--- Supplied information ---
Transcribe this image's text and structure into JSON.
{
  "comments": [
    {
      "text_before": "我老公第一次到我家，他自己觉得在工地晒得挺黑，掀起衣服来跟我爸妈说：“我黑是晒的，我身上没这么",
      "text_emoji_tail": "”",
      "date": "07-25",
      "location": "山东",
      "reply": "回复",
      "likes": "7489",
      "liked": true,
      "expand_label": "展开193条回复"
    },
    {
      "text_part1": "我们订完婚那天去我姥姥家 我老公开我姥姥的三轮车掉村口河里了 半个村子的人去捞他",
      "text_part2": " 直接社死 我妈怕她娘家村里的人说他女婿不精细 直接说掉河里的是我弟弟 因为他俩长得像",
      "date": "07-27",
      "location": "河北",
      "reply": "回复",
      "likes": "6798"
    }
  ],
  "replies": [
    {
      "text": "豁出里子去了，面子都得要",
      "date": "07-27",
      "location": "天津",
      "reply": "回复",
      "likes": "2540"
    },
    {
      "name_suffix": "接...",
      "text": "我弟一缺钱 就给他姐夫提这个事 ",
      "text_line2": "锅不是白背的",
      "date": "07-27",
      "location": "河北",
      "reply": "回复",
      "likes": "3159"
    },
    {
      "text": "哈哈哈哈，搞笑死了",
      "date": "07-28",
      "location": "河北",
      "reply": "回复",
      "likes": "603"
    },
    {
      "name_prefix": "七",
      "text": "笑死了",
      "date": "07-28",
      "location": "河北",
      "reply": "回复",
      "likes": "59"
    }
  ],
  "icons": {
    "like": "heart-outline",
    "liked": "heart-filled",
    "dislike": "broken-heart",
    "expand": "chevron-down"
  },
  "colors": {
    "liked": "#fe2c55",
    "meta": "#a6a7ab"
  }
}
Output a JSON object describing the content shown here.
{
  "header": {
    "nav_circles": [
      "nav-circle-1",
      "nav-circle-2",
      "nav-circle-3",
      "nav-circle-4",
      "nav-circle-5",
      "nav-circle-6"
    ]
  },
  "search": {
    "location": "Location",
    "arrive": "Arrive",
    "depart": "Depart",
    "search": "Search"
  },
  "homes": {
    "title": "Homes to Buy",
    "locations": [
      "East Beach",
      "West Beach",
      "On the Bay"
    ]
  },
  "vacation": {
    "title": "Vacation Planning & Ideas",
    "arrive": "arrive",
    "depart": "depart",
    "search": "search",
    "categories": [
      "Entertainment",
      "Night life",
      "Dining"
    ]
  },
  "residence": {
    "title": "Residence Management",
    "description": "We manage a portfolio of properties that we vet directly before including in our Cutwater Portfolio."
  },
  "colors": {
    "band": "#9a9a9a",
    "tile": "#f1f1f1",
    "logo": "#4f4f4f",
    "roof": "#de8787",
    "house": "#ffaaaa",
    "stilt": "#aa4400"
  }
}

--- Task ---
Your answer should be only a number: how many lines of the data above contain the string "likes"?

--- Answer ---
6